Can you write out the records from their start through the line containing "create-geometry-button[interactable]: Create Geometry", with "Work Part" swapped for "Displayed Part" and nothing else changed?

**LISTED ENTRIES:**
<<<<

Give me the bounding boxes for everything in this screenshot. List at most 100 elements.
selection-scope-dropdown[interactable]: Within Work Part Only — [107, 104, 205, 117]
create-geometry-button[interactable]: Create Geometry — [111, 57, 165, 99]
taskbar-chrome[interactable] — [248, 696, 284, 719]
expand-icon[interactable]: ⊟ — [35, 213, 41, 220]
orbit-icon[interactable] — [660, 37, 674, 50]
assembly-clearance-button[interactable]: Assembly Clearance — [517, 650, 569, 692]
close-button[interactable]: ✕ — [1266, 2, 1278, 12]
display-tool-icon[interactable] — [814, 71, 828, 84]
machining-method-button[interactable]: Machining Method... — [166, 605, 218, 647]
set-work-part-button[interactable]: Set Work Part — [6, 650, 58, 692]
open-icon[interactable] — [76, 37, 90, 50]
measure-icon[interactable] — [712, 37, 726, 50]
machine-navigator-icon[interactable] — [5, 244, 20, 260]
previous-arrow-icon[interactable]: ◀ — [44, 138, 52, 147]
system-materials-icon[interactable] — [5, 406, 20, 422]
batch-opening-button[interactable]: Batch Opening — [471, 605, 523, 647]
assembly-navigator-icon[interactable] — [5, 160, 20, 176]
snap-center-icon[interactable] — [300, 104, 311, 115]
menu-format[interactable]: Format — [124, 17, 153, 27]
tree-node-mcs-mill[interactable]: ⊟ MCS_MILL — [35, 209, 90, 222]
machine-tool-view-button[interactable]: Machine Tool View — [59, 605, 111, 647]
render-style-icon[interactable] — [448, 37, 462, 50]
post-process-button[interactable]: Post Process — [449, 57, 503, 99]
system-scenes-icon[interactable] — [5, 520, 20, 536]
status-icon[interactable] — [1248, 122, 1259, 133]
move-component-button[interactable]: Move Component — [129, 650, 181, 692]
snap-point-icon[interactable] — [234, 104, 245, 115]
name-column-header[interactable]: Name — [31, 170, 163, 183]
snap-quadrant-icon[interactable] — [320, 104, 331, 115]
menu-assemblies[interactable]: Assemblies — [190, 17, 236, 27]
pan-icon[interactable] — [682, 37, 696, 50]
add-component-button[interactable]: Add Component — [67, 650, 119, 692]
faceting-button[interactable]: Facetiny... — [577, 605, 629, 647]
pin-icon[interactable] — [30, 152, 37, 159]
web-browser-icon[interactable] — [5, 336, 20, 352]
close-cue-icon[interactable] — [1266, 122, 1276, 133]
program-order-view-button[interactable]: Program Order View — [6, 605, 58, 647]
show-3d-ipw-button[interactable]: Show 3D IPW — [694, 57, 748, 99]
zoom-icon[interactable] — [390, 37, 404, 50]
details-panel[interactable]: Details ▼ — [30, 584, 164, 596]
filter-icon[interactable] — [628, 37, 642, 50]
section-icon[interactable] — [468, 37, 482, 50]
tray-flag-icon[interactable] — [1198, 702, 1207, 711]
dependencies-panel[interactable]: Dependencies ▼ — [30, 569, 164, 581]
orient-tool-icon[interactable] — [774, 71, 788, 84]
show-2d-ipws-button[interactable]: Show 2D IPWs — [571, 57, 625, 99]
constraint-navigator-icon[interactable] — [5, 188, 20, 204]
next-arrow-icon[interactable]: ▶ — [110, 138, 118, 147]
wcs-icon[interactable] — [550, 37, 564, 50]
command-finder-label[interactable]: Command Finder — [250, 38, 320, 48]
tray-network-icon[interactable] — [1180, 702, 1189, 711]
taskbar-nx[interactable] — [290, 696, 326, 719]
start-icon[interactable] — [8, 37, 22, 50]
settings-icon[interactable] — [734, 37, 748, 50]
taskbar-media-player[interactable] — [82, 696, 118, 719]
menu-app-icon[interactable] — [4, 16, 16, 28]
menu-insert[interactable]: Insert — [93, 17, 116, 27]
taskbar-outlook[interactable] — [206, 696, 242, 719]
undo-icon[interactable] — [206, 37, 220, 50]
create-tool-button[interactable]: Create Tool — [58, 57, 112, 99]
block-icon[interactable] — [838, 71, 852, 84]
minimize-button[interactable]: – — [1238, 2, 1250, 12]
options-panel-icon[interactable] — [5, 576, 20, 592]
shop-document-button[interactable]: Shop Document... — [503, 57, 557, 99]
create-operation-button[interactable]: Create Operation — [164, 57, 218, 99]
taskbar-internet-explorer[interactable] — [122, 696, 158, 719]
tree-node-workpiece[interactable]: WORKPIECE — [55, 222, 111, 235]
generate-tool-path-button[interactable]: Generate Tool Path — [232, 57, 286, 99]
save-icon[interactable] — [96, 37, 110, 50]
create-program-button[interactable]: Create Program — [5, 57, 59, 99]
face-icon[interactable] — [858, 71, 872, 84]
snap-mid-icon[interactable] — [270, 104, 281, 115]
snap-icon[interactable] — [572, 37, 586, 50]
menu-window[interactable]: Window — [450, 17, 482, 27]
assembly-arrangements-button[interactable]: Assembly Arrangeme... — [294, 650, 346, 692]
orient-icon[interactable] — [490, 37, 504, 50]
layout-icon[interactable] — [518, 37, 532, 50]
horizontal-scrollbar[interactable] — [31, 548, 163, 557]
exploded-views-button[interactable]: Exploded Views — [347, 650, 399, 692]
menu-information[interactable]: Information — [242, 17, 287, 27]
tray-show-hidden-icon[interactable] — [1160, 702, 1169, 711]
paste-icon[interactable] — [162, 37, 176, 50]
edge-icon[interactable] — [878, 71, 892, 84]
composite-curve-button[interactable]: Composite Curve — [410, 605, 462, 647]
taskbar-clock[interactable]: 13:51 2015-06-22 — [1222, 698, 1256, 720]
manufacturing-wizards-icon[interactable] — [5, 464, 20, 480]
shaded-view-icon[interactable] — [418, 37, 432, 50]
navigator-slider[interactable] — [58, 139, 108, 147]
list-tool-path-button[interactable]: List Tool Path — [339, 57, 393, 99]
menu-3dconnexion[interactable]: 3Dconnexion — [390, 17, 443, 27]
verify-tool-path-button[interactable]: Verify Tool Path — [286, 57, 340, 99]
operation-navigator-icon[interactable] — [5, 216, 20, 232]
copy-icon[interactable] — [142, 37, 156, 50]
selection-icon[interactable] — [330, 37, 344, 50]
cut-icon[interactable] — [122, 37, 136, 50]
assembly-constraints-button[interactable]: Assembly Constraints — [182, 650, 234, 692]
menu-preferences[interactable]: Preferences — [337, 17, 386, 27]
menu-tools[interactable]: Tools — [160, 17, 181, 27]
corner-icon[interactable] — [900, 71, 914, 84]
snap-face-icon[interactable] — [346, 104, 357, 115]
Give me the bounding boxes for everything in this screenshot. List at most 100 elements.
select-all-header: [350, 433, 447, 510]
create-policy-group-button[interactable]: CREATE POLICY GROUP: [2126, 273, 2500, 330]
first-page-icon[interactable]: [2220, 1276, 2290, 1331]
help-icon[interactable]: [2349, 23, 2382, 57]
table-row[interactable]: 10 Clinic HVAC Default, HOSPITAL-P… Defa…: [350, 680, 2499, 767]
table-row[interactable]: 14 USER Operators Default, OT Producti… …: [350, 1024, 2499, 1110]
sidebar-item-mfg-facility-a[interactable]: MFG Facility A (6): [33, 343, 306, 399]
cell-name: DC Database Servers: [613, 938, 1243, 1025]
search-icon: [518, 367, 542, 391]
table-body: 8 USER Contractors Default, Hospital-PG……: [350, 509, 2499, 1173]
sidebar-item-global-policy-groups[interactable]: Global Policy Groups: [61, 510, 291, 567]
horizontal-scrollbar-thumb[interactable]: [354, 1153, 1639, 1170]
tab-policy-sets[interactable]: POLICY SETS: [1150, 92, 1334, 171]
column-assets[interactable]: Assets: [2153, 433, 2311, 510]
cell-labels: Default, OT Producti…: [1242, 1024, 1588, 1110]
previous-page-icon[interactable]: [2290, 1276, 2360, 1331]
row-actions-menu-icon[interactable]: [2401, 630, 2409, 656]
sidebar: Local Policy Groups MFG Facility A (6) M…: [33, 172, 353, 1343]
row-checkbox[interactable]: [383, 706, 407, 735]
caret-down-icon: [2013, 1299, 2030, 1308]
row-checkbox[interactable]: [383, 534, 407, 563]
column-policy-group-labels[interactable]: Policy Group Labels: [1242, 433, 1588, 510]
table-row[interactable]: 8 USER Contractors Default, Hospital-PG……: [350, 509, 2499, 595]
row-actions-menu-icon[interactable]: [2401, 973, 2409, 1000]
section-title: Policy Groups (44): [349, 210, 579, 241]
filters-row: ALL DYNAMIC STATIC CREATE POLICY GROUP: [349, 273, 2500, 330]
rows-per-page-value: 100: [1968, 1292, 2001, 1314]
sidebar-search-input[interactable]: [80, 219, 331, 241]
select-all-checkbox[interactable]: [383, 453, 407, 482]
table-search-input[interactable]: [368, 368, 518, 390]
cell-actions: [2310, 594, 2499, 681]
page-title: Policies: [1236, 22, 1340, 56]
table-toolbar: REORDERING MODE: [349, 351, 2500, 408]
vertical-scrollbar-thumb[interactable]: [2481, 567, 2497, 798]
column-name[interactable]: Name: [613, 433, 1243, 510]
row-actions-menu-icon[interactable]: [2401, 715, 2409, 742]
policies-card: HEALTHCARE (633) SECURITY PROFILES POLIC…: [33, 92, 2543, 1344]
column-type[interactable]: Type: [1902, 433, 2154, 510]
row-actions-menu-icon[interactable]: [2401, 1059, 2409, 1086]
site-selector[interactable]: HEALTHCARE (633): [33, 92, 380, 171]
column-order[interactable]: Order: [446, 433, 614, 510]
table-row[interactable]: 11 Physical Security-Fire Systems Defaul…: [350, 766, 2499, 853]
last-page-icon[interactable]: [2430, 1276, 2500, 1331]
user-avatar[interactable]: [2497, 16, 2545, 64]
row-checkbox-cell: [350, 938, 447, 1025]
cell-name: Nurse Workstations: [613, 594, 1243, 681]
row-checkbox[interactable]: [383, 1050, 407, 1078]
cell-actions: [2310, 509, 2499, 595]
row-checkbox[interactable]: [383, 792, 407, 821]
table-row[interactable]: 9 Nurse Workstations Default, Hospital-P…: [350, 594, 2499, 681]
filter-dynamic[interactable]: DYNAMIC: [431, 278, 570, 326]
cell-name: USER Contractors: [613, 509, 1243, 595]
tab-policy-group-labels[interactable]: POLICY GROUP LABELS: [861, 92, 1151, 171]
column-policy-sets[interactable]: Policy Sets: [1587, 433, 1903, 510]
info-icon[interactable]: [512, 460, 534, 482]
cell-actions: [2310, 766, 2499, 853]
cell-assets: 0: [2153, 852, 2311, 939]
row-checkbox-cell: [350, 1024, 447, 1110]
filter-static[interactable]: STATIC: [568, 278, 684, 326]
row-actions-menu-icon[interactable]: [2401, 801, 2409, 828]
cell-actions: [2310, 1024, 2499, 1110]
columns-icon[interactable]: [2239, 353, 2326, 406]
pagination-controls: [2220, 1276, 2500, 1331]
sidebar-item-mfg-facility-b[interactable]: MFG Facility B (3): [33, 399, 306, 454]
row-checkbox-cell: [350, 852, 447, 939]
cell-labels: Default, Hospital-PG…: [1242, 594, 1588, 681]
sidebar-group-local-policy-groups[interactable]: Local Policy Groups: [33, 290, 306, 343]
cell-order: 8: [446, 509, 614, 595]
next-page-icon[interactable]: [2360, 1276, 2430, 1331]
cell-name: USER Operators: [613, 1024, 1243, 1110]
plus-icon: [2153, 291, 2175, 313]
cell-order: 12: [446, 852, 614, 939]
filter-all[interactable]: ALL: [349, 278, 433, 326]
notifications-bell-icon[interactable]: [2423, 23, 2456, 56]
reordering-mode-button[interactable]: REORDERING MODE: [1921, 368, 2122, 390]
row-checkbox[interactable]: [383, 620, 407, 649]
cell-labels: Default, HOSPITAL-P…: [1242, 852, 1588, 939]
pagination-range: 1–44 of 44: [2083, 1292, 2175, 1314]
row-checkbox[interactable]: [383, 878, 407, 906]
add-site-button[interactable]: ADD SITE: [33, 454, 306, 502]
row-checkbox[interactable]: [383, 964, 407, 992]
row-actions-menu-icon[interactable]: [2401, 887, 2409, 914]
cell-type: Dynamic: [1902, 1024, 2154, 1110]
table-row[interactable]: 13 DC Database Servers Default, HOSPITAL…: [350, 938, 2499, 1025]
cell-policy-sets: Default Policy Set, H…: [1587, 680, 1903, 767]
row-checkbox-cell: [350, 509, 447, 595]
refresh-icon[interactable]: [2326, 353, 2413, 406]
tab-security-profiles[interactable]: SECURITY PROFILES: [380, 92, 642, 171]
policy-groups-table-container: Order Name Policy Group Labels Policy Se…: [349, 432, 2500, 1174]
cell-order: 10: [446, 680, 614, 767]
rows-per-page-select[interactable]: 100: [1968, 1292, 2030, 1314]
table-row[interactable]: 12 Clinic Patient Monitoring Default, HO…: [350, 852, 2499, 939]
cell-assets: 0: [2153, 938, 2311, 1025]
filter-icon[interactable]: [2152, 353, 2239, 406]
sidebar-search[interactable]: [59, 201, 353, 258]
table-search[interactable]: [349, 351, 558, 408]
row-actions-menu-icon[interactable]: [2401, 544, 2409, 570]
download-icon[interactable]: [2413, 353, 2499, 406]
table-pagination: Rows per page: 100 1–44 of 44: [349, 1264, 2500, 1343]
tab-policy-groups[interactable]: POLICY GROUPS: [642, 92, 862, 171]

>>>>

**SOLUTION TO THIS TASK:**
Give me the bounding boxes for everything in this screenshot. List at most 100 elements.
selection-scope-dropdown[interactable]: Within Displayed Part Only — [107, 104, 205, 117]
create-geometry-button[interactable]: Create Geometry — [111, 57, 165, 99]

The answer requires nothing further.